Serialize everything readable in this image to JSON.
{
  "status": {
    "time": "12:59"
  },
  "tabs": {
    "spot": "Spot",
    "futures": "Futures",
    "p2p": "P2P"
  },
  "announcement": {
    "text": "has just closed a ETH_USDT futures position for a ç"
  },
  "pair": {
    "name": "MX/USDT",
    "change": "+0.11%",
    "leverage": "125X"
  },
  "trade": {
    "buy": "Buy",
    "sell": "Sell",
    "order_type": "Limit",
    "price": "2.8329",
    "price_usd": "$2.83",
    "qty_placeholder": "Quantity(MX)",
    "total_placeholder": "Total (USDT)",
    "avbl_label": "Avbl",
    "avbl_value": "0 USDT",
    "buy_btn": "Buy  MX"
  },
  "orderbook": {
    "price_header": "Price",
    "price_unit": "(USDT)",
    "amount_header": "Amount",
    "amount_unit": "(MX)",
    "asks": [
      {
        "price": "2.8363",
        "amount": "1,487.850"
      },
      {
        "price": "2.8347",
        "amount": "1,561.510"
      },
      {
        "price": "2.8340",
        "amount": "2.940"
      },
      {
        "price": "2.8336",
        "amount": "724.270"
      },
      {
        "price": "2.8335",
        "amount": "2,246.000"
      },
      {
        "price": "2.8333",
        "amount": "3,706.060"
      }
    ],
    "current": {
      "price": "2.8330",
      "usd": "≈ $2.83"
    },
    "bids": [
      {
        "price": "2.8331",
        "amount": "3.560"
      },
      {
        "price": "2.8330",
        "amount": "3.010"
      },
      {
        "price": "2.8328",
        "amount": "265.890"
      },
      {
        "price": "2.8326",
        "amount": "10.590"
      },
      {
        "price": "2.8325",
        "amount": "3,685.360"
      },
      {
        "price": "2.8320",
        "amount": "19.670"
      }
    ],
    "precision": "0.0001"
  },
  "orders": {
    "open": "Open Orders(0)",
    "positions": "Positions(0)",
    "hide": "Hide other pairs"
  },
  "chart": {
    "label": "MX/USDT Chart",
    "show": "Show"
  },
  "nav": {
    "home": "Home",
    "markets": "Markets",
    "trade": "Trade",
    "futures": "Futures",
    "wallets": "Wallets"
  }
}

◆ THE EXERCISE:
From the listing above, reproduce all the lines exactly.

◆ REPLY TO THE TASK:
Serialize everything readable in this image to JSON.
{
  "status": {
    "time": "12:59"
  },
  "tabs": {
    "spot": "Spot",
    "futures": "Futures",
    "p2p": "P2P"
  },
  "announcement": {
    "text": "has just closed a ETH_USDT futures position for a ç"
  },
  "pair": {
    "name": "MX/USDT",
    "change": "+0.11%",
    "leverage": "125X"
  },
  "trade": {
    "buy": "Buy",
    "sell": "Sell",
    "order_type": "Limit",
    "price": "2.8329",
    "price_usd": "$2.83",
    "qty_placeholder": "Quantity(MX)",
    "total_placeholder": "Total (USDT)",
    "avbl_label": "Avbl",
    "avbl_value": "0 USDT",
    "buy_btn": "Buy  MX"
  },
  "orderbook": {
    "price_header": "Price",
    "price_unit": "(USDT)",
    "amount_header": "Amount",
    "amount_unit": "(MX)",
    "asks": [
      {
        "price": "2.8363",
        "amount": "1,487.850"
      },
      {
        "price": "2.8347",
        "amount": "1,561.510"
      },
      {
        "price": "2.8340",
        "amount": "2.940"
      },
      {
        "price": "2.8336",
        "amount": "724.270"
      },
      {
        "price": "2.8335",
        "amount": "2,246.000"
      },
      {
        "price": "2.8333",
        "amount": "3,706.060"
      }
    ],
    "current": {
      "price": "2.8330",
      "usd": "≈ $2.83"
    },
    "bids": [
      {
        "price": "2.8331",
        "amount": "3.560"
      },
      {
        "price": "2.8330",
        "amount": "3.010"
      },
      {
        "price": "2.8328",
        "amount": "265.890"
      },
      {
        "price": "2.8326",
        "amount": "10.590"
      },
      {
        "price": "2.8325",
        "amount": "3,685.360"
      },
      {
        "price": "2.8320",
        "amount": "19.670"
      }
    ],
    "precision": "0.0001"
  },
  "orders": {
    "open": "Open Orders(0)",
    "positions": "Positions(0)",
    "hide": "Hide other pairs"
  },
  "chart": {
    "label": "MX/USDT Chart",
    "show": "Show"
  },
  "nav": {
    "home": "Home",
    "markets": "Markets",
    "trade": "Trade",
    "futures": "Futures",
    "wallets": "Wallets"
  }
}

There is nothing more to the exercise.